** begin INFORMATION PROVIDED **
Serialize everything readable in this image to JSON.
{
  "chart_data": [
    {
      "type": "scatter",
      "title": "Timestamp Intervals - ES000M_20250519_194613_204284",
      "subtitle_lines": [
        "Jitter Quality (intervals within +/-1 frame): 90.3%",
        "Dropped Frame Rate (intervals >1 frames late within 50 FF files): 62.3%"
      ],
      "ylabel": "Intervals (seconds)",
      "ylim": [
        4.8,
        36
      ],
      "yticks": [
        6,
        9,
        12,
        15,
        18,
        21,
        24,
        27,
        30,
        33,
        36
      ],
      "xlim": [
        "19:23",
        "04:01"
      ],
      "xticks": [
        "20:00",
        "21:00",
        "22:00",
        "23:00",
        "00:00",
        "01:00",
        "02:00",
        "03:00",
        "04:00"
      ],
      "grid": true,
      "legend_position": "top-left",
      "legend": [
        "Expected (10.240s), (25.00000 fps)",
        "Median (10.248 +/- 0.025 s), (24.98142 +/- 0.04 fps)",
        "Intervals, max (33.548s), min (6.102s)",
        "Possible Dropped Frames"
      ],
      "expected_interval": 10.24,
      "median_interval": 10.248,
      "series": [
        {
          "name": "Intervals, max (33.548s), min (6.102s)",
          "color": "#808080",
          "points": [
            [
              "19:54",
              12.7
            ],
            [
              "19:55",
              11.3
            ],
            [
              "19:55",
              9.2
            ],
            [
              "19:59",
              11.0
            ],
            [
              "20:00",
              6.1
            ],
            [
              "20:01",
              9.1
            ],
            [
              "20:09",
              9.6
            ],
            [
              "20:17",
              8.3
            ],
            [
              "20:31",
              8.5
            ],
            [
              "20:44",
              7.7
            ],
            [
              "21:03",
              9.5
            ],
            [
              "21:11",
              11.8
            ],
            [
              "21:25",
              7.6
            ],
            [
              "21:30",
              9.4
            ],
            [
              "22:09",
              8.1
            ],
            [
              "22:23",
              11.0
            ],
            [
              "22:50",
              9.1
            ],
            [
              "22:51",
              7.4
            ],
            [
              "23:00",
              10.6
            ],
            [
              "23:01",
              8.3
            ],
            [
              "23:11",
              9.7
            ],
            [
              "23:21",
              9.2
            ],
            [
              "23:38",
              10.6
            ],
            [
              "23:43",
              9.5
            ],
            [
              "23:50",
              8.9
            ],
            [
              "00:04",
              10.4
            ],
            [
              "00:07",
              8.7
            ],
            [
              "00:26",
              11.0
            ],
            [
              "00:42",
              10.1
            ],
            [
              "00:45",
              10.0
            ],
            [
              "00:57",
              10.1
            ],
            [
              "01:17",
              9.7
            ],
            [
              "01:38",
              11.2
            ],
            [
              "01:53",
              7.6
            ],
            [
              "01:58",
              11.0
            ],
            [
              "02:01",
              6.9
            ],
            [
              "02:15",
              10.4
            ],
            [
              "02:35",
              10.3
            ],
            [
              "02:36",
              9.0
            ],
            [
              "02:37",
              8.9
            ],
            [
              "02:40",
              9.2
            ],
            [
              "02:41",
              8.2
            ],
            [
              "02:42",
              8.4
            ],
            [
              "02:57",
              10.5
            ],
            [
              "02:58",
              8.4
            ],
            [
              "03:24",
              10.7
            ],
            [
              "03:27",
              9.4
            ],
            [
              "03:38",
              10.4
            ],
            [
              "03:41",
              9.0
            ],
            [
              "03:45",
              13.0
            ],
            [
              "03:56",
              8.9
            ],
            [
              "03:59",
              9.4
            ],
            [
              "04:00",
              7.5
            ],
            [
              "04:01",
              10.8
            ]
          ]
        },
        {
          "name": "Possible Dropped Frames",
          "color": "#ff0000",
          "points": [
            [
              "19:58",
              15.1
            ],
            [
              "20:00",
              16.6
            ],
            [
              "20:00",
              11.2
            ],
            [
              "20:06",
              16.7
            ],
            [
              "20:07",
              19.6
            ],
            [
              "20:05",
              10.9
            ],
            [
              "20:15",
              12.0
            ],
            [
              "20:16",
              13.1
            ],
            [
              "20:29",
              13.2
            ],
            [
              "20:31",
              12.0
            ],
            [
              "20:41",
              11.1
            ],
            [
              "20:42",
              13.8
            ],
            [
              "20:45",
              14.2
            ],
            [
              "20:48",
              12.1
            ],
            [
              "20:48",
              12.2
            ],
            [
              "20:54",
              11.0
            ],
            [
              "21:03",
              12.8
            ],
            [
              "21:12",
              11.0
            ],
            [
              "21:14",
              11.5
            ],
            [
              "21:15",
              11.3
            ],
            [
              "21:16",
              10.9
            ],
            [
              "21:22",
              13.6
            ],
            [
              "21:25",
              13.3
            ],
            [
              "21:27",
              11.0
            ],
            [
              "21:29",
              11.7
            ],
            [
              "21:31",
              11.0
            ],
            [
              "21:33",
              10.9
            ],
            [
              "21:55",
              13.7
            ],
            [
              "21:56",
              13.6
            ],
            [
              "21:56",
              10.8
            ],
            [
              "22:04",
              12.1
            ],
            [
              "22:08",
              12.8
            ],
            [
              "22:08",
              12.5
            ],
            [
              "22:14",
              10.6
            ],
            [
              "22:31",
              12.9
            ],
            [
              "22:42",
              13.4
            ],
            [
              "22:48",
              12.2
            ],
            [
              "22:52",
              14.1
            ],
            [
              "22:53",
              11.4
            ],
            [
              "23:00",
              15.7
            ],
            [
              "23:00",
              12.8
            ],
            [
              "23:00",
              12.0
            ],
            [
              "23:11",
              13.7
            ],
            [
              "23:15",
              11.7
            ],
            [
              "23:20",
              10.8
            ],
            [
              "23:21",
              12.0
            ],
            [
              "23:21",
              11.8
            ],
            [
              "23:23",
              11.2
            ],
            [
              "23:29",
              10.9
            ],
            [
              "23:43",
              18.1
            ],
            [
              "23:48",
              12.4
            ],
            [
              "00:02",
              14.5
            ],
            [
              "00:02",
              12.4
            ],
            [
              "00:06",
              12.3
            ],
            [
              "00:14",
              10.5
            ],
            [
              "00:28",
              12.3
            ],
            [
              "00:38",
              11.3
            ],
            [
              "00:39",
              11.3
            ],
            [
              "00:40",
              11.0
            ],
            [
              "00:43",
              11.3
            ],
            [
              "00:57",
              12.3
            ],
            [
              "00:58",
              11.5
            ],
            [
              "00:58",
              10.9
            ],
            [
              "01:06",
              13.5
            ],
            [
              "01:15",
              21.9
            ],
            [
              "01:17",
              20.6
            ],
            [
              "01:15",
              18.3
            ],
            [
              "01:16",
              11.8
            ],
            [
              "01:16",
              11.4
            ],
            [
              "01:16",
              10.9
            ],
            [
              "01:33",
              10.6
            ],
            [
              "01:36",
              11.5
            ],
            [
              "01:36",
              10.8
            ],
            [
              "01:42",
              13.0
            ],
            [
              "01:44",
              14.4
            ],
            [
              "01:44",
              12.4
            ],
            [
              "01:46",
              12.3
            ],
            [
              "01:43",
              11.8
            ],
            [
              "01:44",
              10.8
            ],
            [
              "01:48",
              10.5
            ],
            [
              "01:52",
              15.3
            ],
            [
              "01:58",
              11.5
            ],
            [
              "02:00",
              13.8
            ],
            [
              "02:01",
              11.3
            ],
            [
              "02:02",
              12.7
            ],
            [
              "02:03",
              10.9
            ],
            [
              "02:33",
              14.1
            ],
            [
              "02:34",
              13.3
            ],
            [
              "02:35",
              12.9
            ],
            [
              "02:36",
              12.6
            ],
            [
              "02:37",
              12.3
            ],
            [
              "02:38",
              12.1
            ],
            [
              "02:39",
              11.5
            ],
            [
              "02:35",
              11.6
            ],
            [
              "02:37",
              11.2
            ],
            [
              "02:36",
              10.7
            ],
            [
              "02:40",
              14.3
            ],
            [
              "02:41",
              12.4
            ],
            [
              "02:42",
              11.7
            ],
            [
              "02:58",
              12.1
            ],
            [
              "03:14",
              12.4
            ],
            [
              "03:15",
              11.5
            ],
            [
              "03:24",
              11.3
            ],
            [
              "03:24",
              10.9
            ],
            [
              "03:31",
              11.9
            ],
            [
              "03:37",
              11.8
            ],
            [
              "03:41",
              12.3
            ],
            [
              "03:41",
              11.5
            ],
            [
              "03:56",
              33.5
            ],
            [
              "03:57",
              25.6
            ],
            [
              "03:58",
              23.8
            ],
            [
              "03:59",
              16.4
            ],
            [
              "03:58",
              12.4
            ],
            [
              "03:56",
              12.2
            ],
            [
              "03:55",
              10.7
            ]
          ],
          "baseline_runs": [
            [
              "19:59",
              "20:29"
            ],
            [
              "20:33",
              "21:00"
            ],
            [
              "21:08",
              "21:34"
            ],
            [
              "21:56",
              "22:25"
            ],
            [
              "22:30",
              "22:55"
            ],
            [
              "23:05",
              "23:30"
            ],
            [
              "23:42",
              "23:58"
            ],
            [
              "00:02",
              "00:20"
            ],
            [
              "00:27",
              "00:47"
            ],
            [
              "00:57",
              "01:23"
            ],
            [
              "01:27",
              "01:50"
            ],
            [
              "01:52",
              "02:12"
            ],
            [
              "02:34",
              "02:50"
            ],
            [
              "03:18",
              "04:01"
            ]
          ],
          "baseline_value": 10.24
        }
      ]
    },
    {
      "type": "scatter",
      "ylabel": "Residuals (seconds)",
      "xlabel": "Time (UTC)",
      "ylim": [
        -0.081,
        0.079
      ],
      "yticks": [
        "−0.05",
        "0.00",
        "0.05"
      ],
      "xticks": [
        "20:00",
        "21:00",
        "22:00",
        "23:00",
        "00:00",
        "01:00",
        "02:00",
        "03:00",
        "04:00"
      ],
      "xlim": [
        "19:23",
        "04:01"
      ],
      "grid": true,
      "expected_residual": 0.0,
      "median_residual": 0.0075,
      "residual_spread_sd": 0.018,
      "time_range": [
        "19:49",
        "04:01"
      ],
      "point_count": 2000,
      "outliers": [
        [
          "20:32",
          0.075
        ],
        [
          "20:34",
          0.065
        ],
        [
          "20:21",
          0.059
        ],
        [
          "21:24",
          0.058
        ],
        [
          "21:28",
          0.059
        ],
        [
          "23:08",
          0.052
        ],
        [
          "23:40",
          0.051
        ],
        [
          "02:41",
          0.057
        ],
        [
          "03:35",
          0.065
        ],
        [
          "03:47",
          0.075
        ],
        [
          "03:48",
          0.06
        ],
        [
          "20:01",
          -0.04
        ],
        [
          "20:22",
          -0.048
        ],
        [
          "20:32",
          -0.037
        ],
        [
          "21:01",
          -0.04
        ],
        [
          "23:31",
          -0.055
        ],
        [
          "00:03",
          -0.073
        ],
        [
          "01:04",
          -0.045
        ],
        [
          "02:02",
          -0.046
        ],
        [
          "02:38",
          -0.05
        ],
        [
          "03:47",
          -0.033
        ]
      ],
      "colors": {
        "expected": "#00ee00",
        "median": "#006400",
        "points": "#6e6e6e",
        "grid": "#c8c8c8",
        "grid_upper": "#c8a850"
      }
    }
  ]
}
** end INFORMATION PROVIDED **
» **REQUEST**: Copy out each line in the preceding records that contains "seconds".

» **TASK RESULT**:
      "ylabel": "Intervals (seconds)",
      "ylabel": "Residuals (seconds)",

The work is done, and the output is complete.